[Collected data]

<<<<

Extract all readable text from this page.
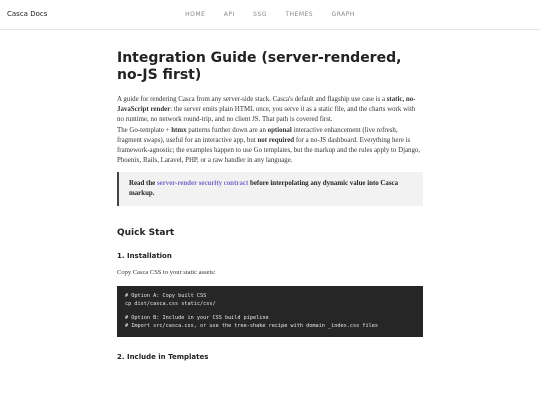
Casca Docs	HOME	API	SSG	THEMES	GRAPH
Integration Guide (server-rendered, no-JS first)

A guide for rendering Casca from any server-side stack. Casca's default and flagship use case is a static, no-JavaScript render: the server emits plain HTML once, you serve it as a static file, and the charts work with no runtime, no network round-trip, and no client JS. That path is covered first.

The Go-template + htmx patterns further down are an optional interactive enhancement (live refresh, fragment swaps), useful for an interactive app, but not required for a no-JS dashboard. Everything here is framework-agnostic; the examples happen to use Go templates, but the markup and the rules apply to Django, Phoenix, Rails, Laravel, PHP, or a raw handler in any language.

Read the server-render security contract before interpolating any dynamic value into Casca markup.
Quick Start
1. Installation
Copy Casca CSS to your static assets:
# Option A: Copy built CSS
cp dist/casca.css static/css/

# Option B: Include in your CSS build pipeline
# Import src/casca.css, or use the tree-shake recipe with domain _index.css files
2. Include in Templates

>>>>

In this exercise, set down all of the data exactly, without the pictures.

## Solution to this problem
Extract all readable text from this page.
Casca Docs	HOME	API	SSG	THEMES	GRAPH
Integration Guide (server-rendered, no-JS first)

A guide for rendering Casca from any server-side stack. Casca's default and flagship use case is a static, no-JavaScript render: the server emits plain HTML once, you serve it as a static file, and the charts work with no runtime, no network round-trip, and no client JS. That path is covered first.

The Go-template + htmx patterns further down are an optional interactive enhancement (live refresh, fragment swaps), useful for an interactive app, but not required for a no-JS dashboard. Everything here is framework-agnostic; the examples happen to use Go templates, but the markup and the rules apply to Django, Phoenix, Rails, Laravel, PHP, or a raw handler in any language.

Read the server-render security contract before interpolating any dynamic value into Casca markup.
Quick Start
1. Installation
Copy Casca CSS to your static assets:
# Option A: Copy built CSS
cp dist/casca.css static/css/

# Option B: Include in your CSS build pipeline
# Import src/casca.css, or use the tree-shake recipe with domain _index.css files
2. Include in Templates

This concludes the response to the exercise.